Rewrite the records with "bboxes" changed to "bounding boxes" and everything else left as it is.

====

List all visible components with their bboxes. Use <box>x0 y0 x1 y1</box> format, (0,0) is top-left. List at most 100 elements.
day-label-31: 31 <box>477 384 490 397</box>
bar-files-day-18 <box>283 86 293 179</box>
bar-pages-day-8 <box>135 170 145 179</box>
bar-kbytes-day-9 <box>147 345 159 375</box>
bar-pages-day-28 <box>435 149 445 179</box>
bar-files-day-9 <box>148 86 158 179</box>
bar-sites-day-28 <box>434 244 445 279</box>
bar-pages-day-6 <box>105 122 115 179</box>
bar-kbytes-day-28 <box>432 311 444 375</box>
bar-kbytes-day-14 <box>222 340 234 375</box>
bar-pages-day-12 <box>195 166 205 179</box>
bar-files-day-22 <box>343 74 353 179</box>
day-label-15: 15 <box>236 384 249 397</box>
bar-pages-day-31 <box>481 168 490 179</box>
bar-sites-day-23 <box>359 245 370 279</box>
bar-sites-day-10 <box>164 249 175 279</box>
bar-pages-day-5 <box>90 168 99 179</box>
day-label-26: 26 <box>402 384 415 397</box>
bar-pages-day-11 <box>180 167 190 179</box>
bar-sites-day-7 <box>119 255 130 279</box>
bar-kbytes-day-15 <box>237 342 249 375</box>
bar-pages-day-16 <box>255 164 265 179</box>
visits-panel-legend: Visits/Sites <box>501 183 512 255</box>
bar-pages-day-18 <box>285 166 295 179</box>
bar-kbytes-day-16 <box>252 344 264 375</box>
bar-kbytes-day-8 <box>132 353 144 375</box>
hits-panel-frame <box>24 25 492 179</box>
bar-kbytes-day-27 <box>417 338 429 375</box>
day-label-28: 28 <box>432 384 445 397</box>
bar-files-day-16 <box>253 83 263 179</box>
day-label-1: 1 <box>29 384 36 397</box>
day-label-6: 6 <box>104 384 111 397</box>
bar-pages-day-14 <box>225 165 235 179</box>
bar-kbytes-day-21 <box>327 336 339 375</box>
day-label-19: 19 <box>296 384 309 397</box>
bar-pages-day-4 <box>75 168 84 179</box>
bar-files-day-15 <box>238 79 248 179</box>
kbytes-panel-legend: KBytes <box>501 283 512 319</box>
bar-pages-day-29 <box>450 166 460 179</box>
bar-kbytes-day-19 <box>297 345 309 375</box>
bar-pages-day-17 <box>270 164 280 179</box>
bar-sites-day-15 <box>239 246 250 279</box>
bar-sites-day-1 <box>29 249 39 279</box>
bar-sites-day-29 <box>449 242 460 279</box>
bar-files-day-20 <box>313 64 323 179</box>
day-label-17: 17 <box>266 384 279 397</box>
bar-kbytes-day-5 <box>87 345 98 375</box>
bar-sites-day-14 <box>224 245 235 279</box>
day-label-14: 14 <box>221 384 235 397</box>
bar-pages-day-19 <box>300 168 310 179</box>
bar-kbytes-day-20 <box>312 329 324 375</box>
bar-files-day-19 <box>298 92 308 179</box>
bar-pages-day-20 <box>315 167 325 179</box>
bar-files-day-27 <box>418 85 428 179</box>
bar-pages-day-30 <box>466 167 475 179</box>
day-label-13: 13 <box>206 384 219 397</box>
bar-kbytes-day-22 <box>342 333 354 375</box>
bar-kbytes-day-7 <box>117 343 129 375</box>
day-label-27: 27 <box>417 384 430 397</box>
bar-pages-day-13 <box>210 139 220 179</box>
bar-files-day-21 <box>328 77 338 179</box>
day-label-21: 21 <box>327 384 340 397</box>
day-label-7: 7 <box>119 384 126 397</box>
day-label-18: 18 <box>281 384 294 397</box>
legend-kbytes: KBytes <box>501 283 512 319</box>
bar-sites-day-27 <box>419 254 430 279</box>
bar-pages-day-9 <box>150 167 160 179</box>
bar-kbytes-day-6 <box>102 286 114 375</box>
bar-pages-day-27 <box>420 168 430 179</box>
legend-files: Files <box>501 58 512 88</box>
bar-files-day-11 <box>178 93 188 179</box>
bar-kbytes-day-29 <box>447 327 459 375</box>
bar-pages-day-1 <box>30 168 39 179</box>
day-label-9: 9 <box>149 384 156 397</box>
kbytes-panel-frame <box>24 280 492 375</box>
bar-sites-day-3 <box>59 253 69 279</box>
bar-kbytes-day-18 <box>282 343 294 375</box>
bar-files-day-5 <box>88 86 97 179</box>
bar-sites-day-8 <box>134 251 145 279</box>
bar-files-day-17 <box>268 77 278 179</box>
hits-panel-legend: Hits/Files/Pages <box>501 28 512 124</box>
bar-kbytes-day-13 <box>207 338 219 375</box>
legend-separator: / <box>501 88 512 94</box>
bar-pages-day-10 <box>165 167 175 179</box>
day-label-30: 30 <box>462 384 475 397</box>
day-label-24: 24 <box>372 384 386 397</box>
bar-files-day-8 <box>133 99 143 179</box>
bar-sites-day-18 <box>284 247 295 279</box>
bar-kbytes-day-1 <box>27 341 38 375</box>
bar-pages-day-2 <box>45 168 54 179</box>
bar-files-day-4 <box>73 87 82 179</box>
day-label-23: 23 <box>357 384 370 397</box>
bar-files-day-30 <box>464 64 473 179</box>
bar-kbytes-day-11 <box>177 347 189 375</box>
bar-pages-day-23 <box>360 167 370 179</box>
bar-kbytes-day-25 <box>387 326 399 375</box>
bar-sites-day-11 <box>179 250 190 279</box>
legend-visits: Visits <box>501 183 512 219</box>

====

• EXERCISE OUTPUT:
List all visible components with their bounding boxes. Use <box>x0 y0 x1 y1</box> format, (0,0) is top-left. List at most 100 elements.
day-label-31: 31 <box>477 384 490 397</box>
bar-files-day-18 <box>283 86 293 179</box>
bar-pages-day-8 <box>135 170 145 179</box>
bar-kbytes-day-9 <box>147 345 159 375</box>
bar-pages-day-28 <box>435 149 445 179</box>
bar-files-day-9 <box>148 86 158 179</box>
bar-sites-day-28 <box>434 244 445 279</box>
bar-pages-day-6 <box>105 122 115 179</box>
bar-kbytes-day-28 <box>432 311 444 375</box>
bar-kbytes-day-14 <box>222 340 234 375</box>
bar-pages-day-12 <box>195 166 205 179</box>
bar-files-day-22 <box>343 74 353 179</box>
day-label-15: 15 <box>236 384 249 397</box>
bar-pages-day-31 <box>481 168 490 179</box>
bar-sites-day-23 <box>359 245 370 279</box>
bar-sites-day-10 <box>164 249 175 279</box>
bar-pages-day-5 <box>90 168 99 179</box>
day-label-26: 26 <box>402 384 415 397</box>
bar-pages-day-11 <box>180 167 190 179</box>
bar-sites-day-7 <box>119 255 130 279</box>
bar-kbytes-day-15 <box>237 342 249 375</box>
bar-pages-day-16 <box>255 164 265 179</box>
visits-panel-legend: Visits/Sites <box>501 183 512 255</box>
bar-pages-day-18 <box>285 166 295 179</box>
bar-kbytes-day-16 <box>252 344 264 375</box>
bar-kbytes-day-8 <box>132 353 144 375</box>
hits-panel-frame <box>24 25 492 179</box>
bar-kbytes-day-27 <box>417 338 429 375</box>
day-label-28: 28 <box>432 384 445 397</box>
bar-files-day-16 <box>253 83 263 179</box>
day-label-1: 1 <box>29 384 36 397</box>
day-label-6: 6 <box>104 384 111 397</box>
bar-pages-day-14 <box>225 165 235 179</box>
bar-kbytes-day-21 <box>327 336 339 375</box>
day-label-19: 19 <box>296 384 309 397</box>
bar-pages-day-4 <box>75 168 84 179</box>
bar-files-day-15 <box>238 79 248 179</box>
kbytes-panel-legend: KBytes <box>501 283 512 319</box>
bar-pages-day-29 <box>450 166 460 179</box>
bar-kbytes-day-19 <box>297 345 309 375</box>
bar-pages-day-17 <box>270 164 280 179</box>
bar-sites-day-15 <box>239 246 250 279</box>
bar-sites-day-1 <box>29 249 39 279</box>
bar-sites-day-29 <box>449 242 460 279</box>
bar-files-day-20 <box>313 64 323 179</box>
day-label-17: 17 <box>266 384 279 397</box>
bar-kbytes-day-5 <box>87 345 98 375</box>
bar-sites-day-14 <box>224 245 235 279</box>
day-label-14: 14 <box>221 384 235 397</box>
bar-pages-day-19 <box>300 168 310 179</box>
bar-kbytes-day-20 <box>312 329 324 375</box>
bar-files-day-19 <box>298 92 308 179</box>
bar-pages-day-20 <box>315 167 325 179</box>
bar-files-day-27 <box>418 85 428 179</box>
bar-pages-day-30 <box>466 167 475 179</box>
day-label-13: 13 <box>206 384 219 397</box>
bar-kbytes-day-22 <box>342 333 354 375</box>
bar-kbytes-day-7 <box>117 343 129 375</box>
day-label-27: 27 <box>417 384 430 397</box>
bar-pages-day-13 <box>210 139 220 179</box>
bar-files-day-21 <box>328 77 338 179</box>
day-label-21: 21 <box>327 384 340 397</box>
day-label-7: 7 <box>119 384 126 397</box>
day-label-18: 18 <box>281 384 294 397</box>
legend-kbytes: KBytes <box>501 283 512 319</box>
bar-sites-day-27 <box>419 254 430 279</box>
bar-pages-day-9 <box>150 167 160 179</box>
bar-kbytes-day-6 <box>102 286 114 375</box>
bar-pages-day-27 <box>420 168 430 179</box>
legend-files: Files <box>501 58 512 88</box>
bar-files-day-11 <box>178 93 188 179</box>
bar-kbytes-day-29 <box>447 327 459 375</box>
bar-pages-day-1 <box>30 168 39 179</box>
day-label-9: 9 <box>149 384 156 397</box>
kbytes-panel-frame <box>24 280 492 375</box>
bar-sites-day-3 <box>59 253 69 279</box>
bar-kbytes-day-18 <box>282 343 294 375</box>
bar-files-day-5 <box>88 86 97 179</box>
bar-sites-day-8 <box>134 251 145 279</box>
bar-files-day-17 <box>268 77 278 179</box>
hits-panel-legend: Hits/Files/Pages <box>501 28 512 124</box>
bar-kbytes-day-13 <box>207 338 219 375</box>
legend-separator: / <box>501 88 512 94</box>
bar-pages-day-10 <box>165 167 175 179</box>
day-label-30: 30 <box>462 384 475 397</box>
day-label-24: 24 <box>372 384 386 397</box>
bar-files-day-8 <box>133 99 143 179</box>
bar-sites-day-18 <box>284 247 295 279</box>
bar-kbytes-day-1 <box>27 341 38 375</box>
bar-pages-day-2 <box>45 168 54 179</box>
bar-files-day-4 <box>73 87 82 179</box>
day-label-23: 23 <box>357 384 370 397</box>
bar-files-day-30 <box>464 64 473 179</box>
bar-kbytes-day-11 <box>177 347 189 375</box>
bar-pages-day-23 <box>360 167 370 179</box>
bar-kbytes-day-25 <box>387 326 399 375</box>
bar-sites-day-11 <box>179 250 190 279</box>
legend-visits: Visits <box>501 183 512 219</box>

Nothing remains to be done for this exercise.